### Instructions to follow
Output only the lines from the line holding "Read out every word on this page." through the close of the records, exactly as they appear, with all pictures omitted.
[Start of Items]
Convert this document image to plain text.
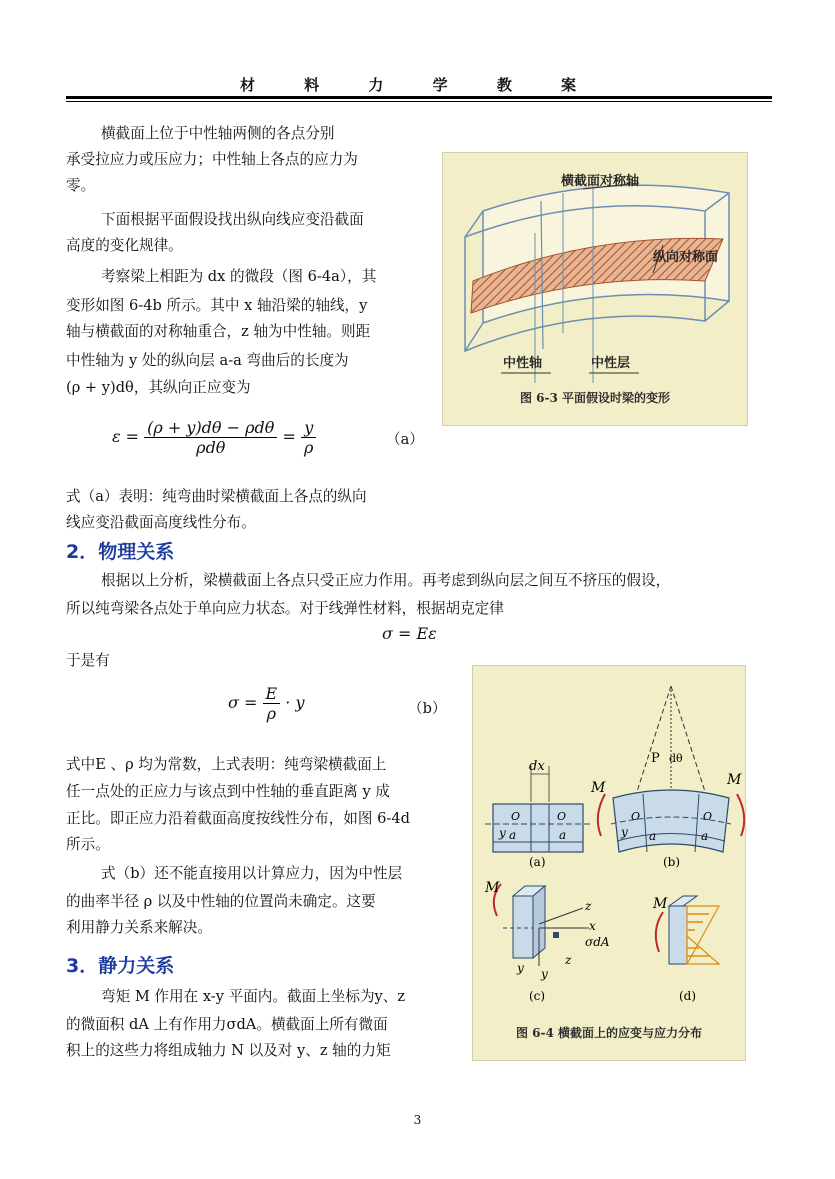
材 料 力 学 教 案
横截面上位于中性轴两侧的各点分别
承受拉应力或压应力；中性轴上各点的应力为
零。
下面根据平面假设找出纵向线应变沿截面
高度的变化规律。
考察梁上相距为 dx 的微段（图 6-4a），其
变形如图 6-4b 所示。其中 x 轴沿梁的轴线，y
轴与横截面的对称轴重合，z 轴为中性轴。则距
中性轴为 y 处的纵向层 a-a 弯曲后的长度为
(ρ + y)dθ，其纵向正应变为
$\varepsilon = \frac{\text{(ρ + y)dθ − ρdθ}}{\text{ρdθ}} = \frac{y}{\rho}$	（a）
式（a）表明：纯弯曲时梁横截面上各点的纵向
线应变沿截面高度线性分布。
2．物理关系
根据以上分析，梁横截面上各点只受正应力作用。再考虑到纵向层之间互不挤压的假设，
所以纯弯梁各点处于单向应力状态。对于线弹性材料，根据胡克定律
σ = Eε
于是有
$\sigma = \frac{E}{\rho} \cdot y$	（b）
式中E 、ρ 均为常数，上式表明：纯弯梁横截面上
任一点处的正应力与该点到中性轴的垂直距离 y 成
正比。即正应力沿着截面高度按线性分布，如图 6-4d
所示。
式（b）还不能直接用以计算应力，因为中性层
的曲率半径 ρ 以及中性轴的位置尚未确定。这要
利用静力关系来解决。
3．静力关系
弯矩 M 作用在 x-y 平面内。截面上坐标为y、z
的微面积 dA 上有作用力σdA。横截面上所有微面
积上的这些力将组成轴力 N 以及对 y、z 轴的力矩
横截面对称轴
纵向对称面
中性轴	中性层
图 6-3 平面假设时梁的变形
dx
O	O
y a	a
(a)
P dθ
M	M
O	O
y a	a
(b)
M
z
x
σdA
z
y y
(c)
M
(d)
图 6-4 横截面上的应变与应力分布
3
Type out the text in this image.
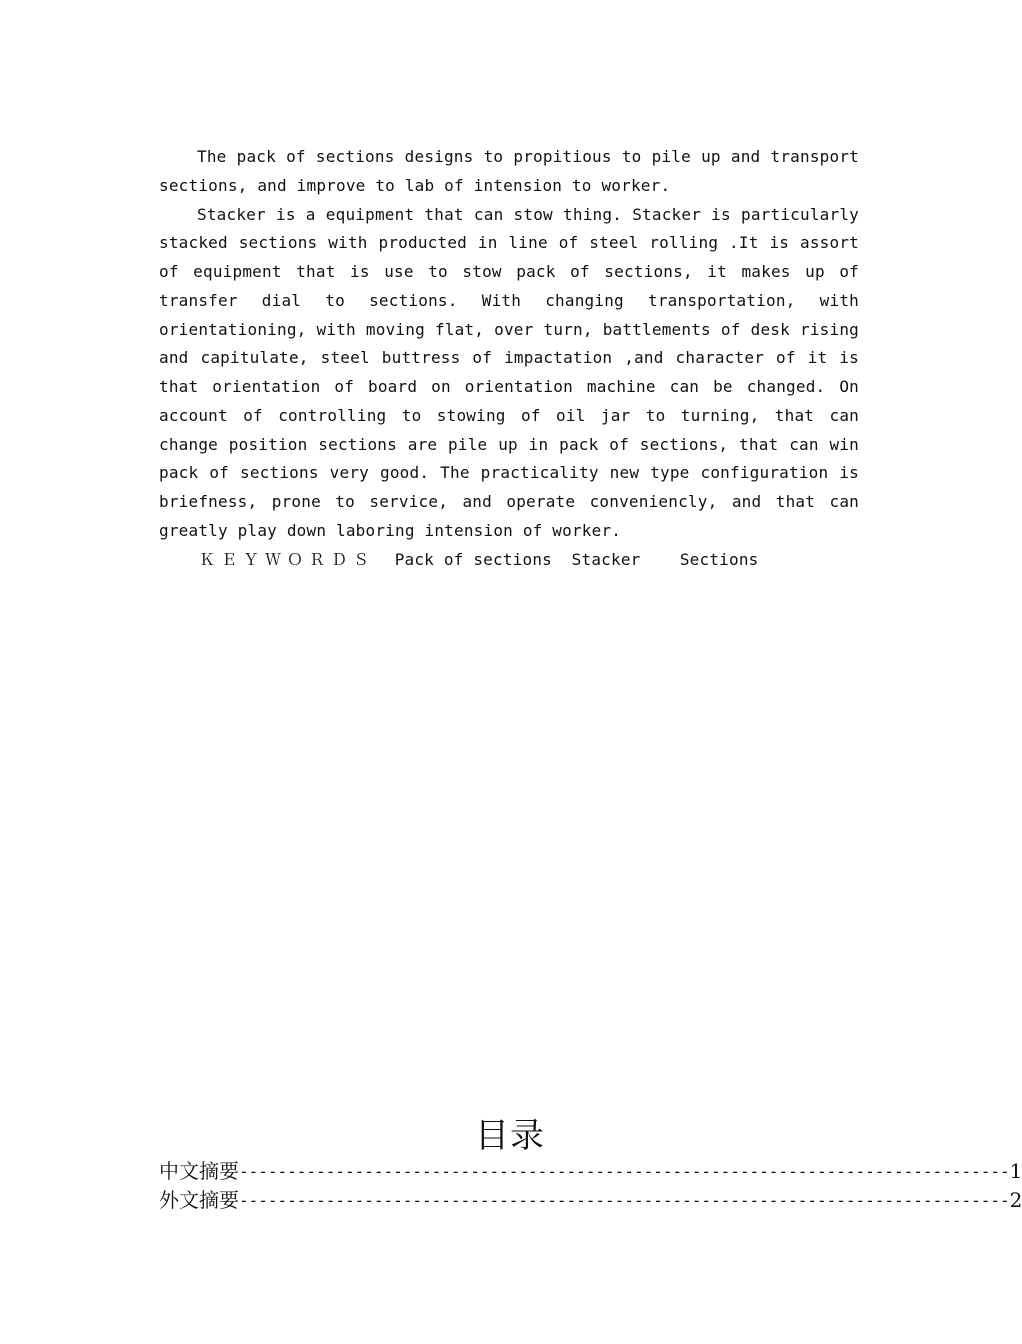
The pack of sections designs to propitious to pile up and transport sections, and improve to lab of intension to worker.

Stacker is a equipment that can stow thing. Stacker is particularly stacked sections with producted in line of steel rolling .It is assort of equipment that is use to stow pack of sections, it makes up of transfer dial to sections. With changing transportation, with orientationing, with moving flat, over turn, battlements of desk rising and capitulate, steel buttress of impactation ,and character of it is that orientation of board on orientation machine can be changed. On account of controlling to stowing of oil jar to turning, that can change position sections are pile up in pack of sections, that can win pack of sections very good. The practicality new type configuration is briefness, prone to service, and operate conveniencly, and that can greatly play down laboring intension of worker.

ＫＥＹＷＯＲＤＳ Pack of sections  Stacker    Sections

目录
中文摘要 -------------------------------------------------------------------------------- 1
外文摘要 -------------------------------------------------------------------------------- 2
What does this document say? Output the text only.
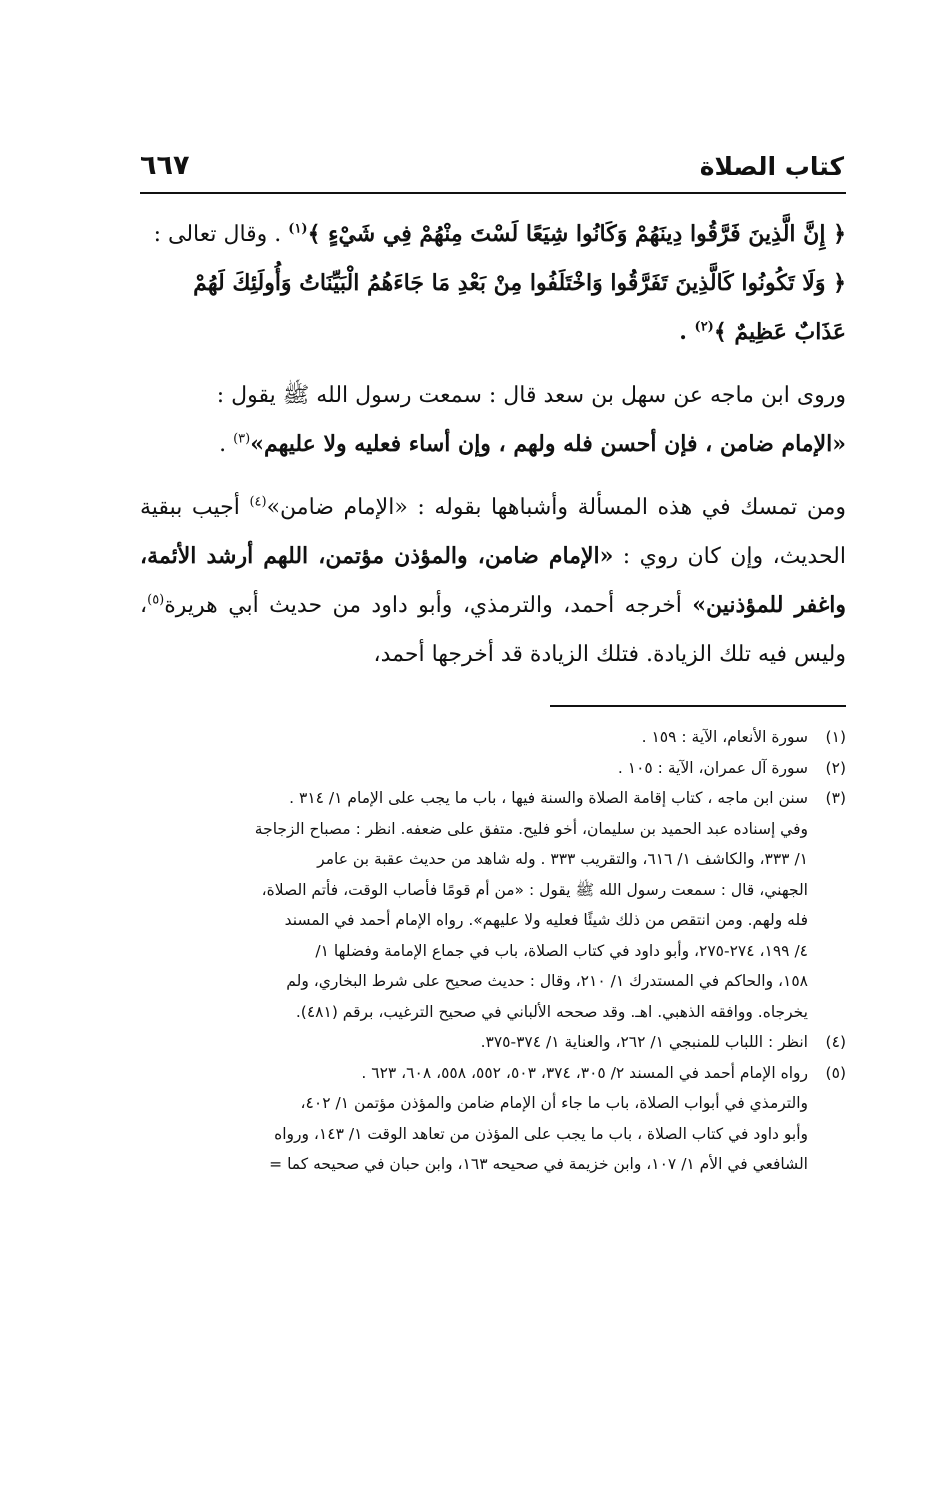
كتاب الصلاة
٦٦٧

﴿ إِنَّ الَّذِينَ فَرَّقُوا دِينَهُمْ وَكَانُوا شِيَعًا لَسْتَ مِنْهُمْ فِي شَيْءٍ ﴾$^{(١)}$ . وقال تعالى :
﴿ وَلَا تَكُونُوا كَالَّذِينَ تَفَرَّقُوا وَاخْتَلَفُوا مِنْ بَعْدِ مَا جَاءَهُمُ الْبَيِّنَاتُ وَأُولَئِكَ لَهُمْ
عَذَابٌ عَظِيمٌ ﴾$^{(٢)}$ .

وروى ابن ماجه عن سهل بن سعد قال : سمعت رسول الله ﷺ يقول :
«الإمام ضامن ، فإن أحسن فله ولهم ، وإن أساء فعليه ولا عليهم»$^{(٣)}$ .

ومن تمسك في هذه المسألة وأشباهها بقوله : «الإمام ضامن»$^{(٤)}$ أجيب ببقية الحديث، وإن كان روي : «الإمام ضامن، والمؤذن مؤتمن، اللهم أرشد الأئمة، واغفر للمؤذنين» أخرجه أحمد، والترمذي، وأبو داود من حديث أبي هريرة$^{(٥)}$، وليس فيه تلك الزيادة. فتلك الزيادة قد أخرجها أحمد،

(١)
سورة الأنعام، الآية : ١٥٩ .
(٢)
سورة آل عمران، الآية : ١٠٥ .
(٣)
سنن ابن ماجه ، كتاب إقامة الصلاة والسنة فيها ، باب ما يجب على الإمام ١/ ٣١٤ .
وفي إسناده عبد الحميد بن سليمان، أخو فليح. متفق على ضعفه. انظر : مصباح الزجاجة
١/ ٣٣٣، والكاشف ١/ ٦١٦، والتقريب ٣٣٣ . وله شاهد من حديث عقبة بن عامر
الجهني، قال : سمعت رسول الله ﷺ يقول : «من أم قومًا فأصاب الوقت، فأتم الصلاة،
فله ولهم. ومن انتقص من ذلك شيئًا فعليه ولا عليهم». رواه الإمام أحمد في المسند
٤/ ١٩٩، ٢٧٤-٢٧٥، وأبو داود في كتاب الصلاة، باب في جماع الإمامة وفضلها ١/
١٥٨، والحاكم في المستدرك ١/ ٢١٠، وقال : حديث صحيح على شرط البخاري، ولم
يخرجاه. ووافقه الذهبي. اهـ. وقد صححه الألباني في صحيح الترغيب، برقم (٤٨١).
(٤)
انظر : اللباب للمنبجي ١/ ٢٦٢، والعناية ١/ ٣٧٤-٣٧٥.
(٥)
رواه الإمام أحمد في المسند ٢/ ٣٠٥، ٣٧٤، ٥٠٣، ٥٥٢، ٥٥٨، ٦٠٨، ٦٢٣ .
والترمذي في أبواب الصلاة، باب ما جاء أن الإمام ضامن والمؤذن مؤتمن ١/ ٤٠٢،
وأبو داود في كتاب الصلاة ، باب ما يجب على المؤذن من تعاهد الوقت ١/ ١٤٣، ورواه
الشافعي في الأم ١/ ١٠٧، وابن خزيمة في صحيحه ١٦٣، وابن حبان في صحيحه كما =
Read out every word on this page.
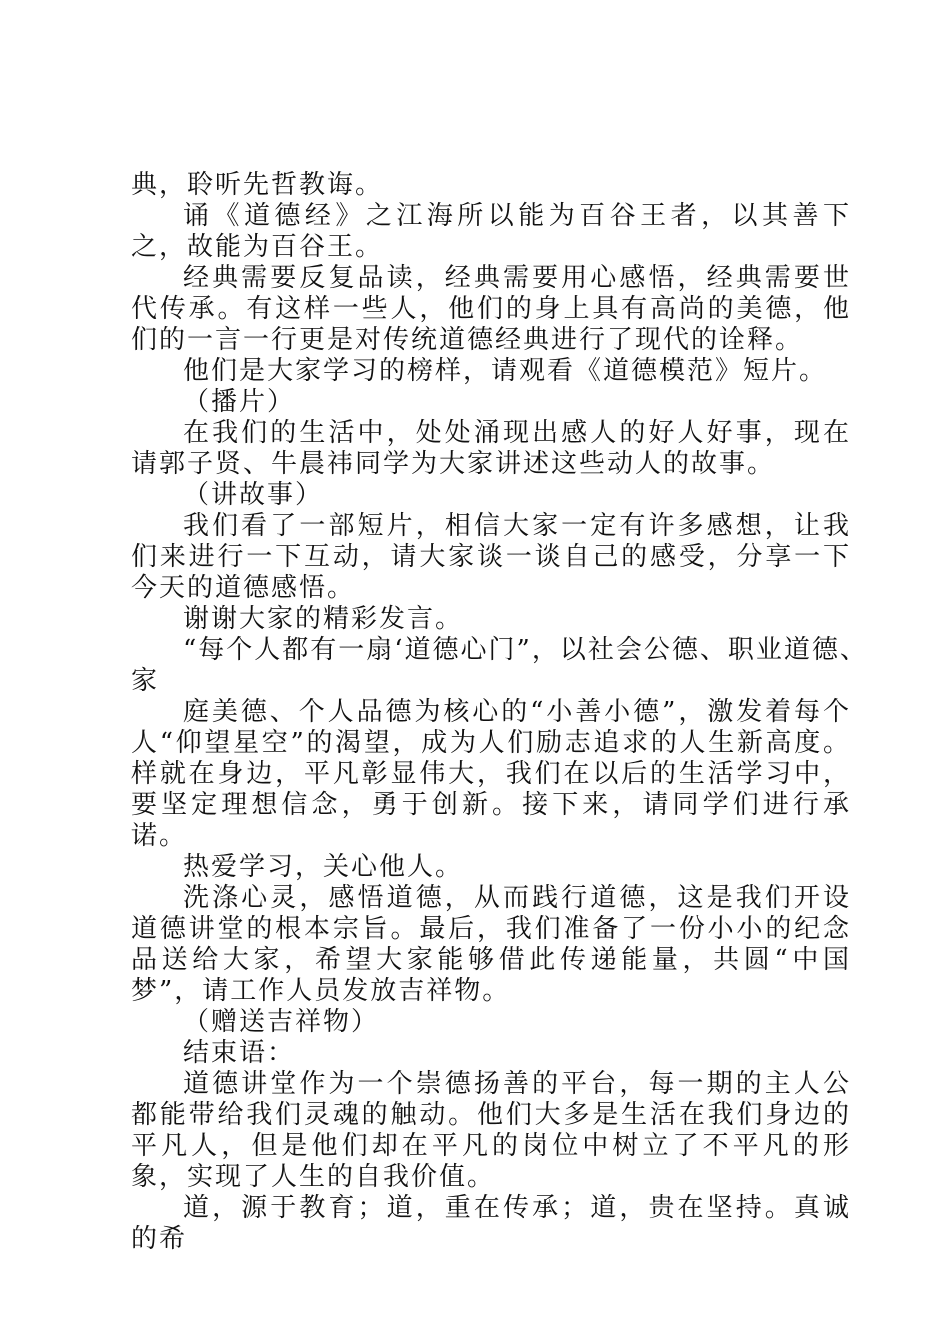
典，聆听先哲教诲。

诵《道德经》之江海所以能为百谷王者，以其善下之，故能为百谷王。

经典需要反复品读，经典需要用心感悟，经典需要世代传承。有这样一些人，他们的身上具有高尚的美德，他们的一言一行更是对传统道德经典进行了现代的诠释。

他们是大家学习的榜样，请观看《道德模范》短片。

（播片）

在我们的生活中，处处涌现出感人的好人好事，现在请郭子贤、牛晨祎同学为大家讲述这些动人的故事。

（讲故事）

我们看了一部短片，相信大家一定有许多感想，让我们来进行一下互动，请大家谈一谈自己的感受，分享一下今天的道德感悟。

谢谢大家的精彩发言。

“每个人都有一扇‘道德心门”，以社会公德、职业道德、

家

庭美德、个人品德为核心的“小善小德”，激发着每个人“仰望星空”的渴望，成为人们励志追求的人生新高度。样就在身边，平凡彰显伟大，我们在以后的生活学习中，要坚定理想信念，勇于创新。接下来，请同学们进行承诺。

热爱学习，关心他人。

洗涤心灵，感悟道德，从而践行道德，这是我们开设道德讲堂的根本宗旨。最后，我们准备了一份小小的纪念品送给大家，希望大家能够借此传递能量，共圆“中国梦”，请工作人员发放吉祥物。

（赠送吉祥物）

结束语：

道德讲堂作为一个崇德扬善的平台，每一期的主人公都能带给我们灵魂的触动。他们大多是生活在我们身边的平凡人，但是他们却在平凡的岗位中树立了不平凡的形象，实现了人生的自我价值。

道，源于教育；道，重在传承；道，贵在坚持。真诚的希
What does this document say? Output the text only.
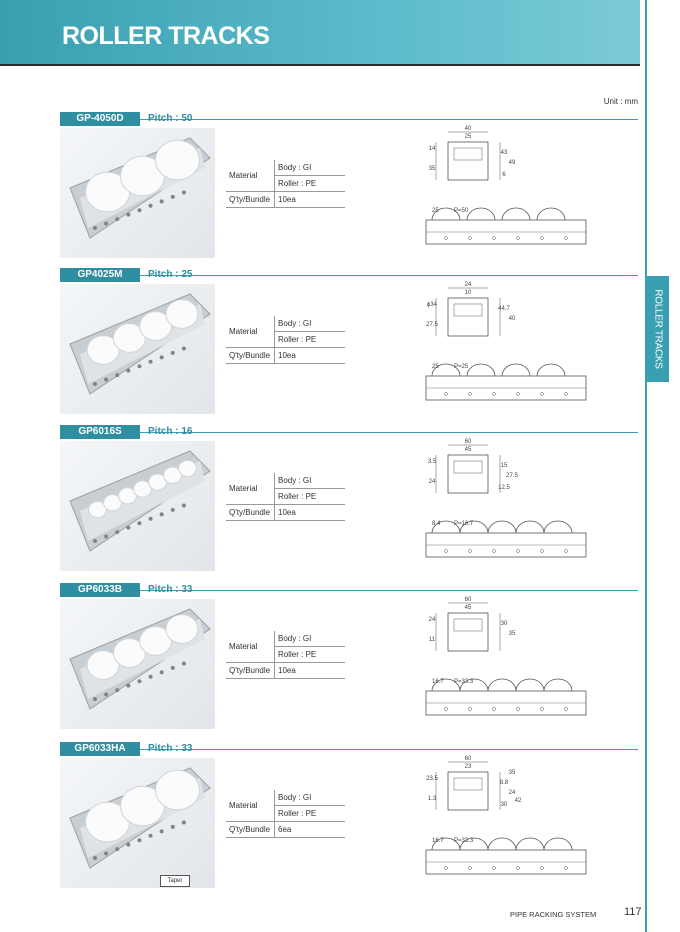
ROLLER TRACKS
ROLLER TRACKS
Unit : mm
GP-4050D	Pitch : 50
Material	Body : GI
	Roller : PE
Q'ty/Bundle	10ea
40
25
14
35
43
49
6
25	P=50
GP4025M	Pitch : 25
Material	Body : GI
	Roller : PE
Q'ty/Bundle	10ea
24
10
ɸ34
27.5
44.7
40
25	P=25
GP6016S	Pitch : 16
Material	Body : GI
	Roller : PE
Q'ty/Bundle	10ea
60
45
3.5
24
15
27.5
12.5
8.4 P=16.7
GP6033B	Pitch : 33
Material	Body : GI
	Roller : PE
Q'ty/Bundle	10ea
60
45
24
11
30
35
16.7 P=33.3
GP6033HA	Pitch : 33
Taper
Material	Body : GI
	Roller : PE
Q'ty/Bundle	6ea
60
23
23.5
1.3
8.8
24
30
35
42
16.7 P=33.3
PIPE RACKING SYSTEM	117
[End of Items]
### The result
Read out every word on this page.
典，聆听先哲教诲。

诵《道德经》之江海所以能为百谷王者，以其善下之，故能为百谷王。

经典需要反复品读，经典需要用心感悟，经典需要世代传承。有这样一些人，他们的身上具有高尚的美德，他们的一言一行更是对传统道德经典进行了现代的诠释。

他们是大家学习的榜样，请观看《道德模范》短片。

（播片）

在我们的生活中，处处涌现出感人的好人好事，现在请郭子贤、牛晨祎同学为大家讲述这些动人的故事。

（讲故事）

我们看了一部短片，相信大家一定有许多感想，让我们来进行一下互动，请大家谈一谈自己的感受，分享一下今天的道德感悟。

谢谢大家的精彩发言。

“每个人都有一扇‘道德心门”，以社会公德、职业道德、

家

庭美德、个人品德为核心的“小善小德”，激发着每个人“仰望星空”的渴望，成为人们励志追求的人生新高度。样就在身边，平凡彰显伟大，我们在以后的生活学习中，要坚定理想信念，勇于创新。接下来，请同学们进行承诺。

热爱学习，关心他人。

洗涤心灵，感悟道德，从而践行道德，这是我们开设道德讲堂的根本宗旨。最后，我们准备了一份小小的纪念品送给大家，希望大家能够借此传递能量，共圆“中国梦”，请工作人员发放吉祥物。

（赠送吉祥物）

结束语：

道德讲堂作为一个崇德扬善的平台，每一期的主人公都能带给我们灵魂的触动。他们大多是生活在我们身边的平凡人，但是他们却在平凡的岗位中树立了不平凡的形象，实现了人生的自我价值。

道，源于教育；道，重在传承；道，贵在坚持。真诚的希
What does this document say? Output the text only.
ROLLER TRACKS
ROLLER TRACKS
Unit : mm
GP-4050D	Pitch : 50
Material	Body : GI
	Roller : PE
Q'ty/Bundle	10ea
40
25
14
35
43
49
6
25	P=50
GP4025M	Pitch : 25
Material	Body : GI
	Roller : PE
Q'ty/Bundle	10ea
24
10
ɸ34
27.5
44.7
40
25	P=25
GP6016S	Pitch : 16
Material	Body : GI
	Roller : PE
Q'ty/Bundle	10ea
60
45
3.5
24
15
27.5
12.5
8.4 P=16.7
GP6033B	Pitch : 33
Material	Body : GI
	Roller : PE
Q'ty/Bundle	10ea
60
45
24
11
30
35
16.7 P=33.3
GP6033HA	Pitch : 33
Taper
Material	Body : GI
	Roller : PE
Q'ty/Bundle	6ea
60
23
23.5
1.3
8.8
24
30
35
42
16.7 P=33.3
PIPE RACKING SYSTEM	117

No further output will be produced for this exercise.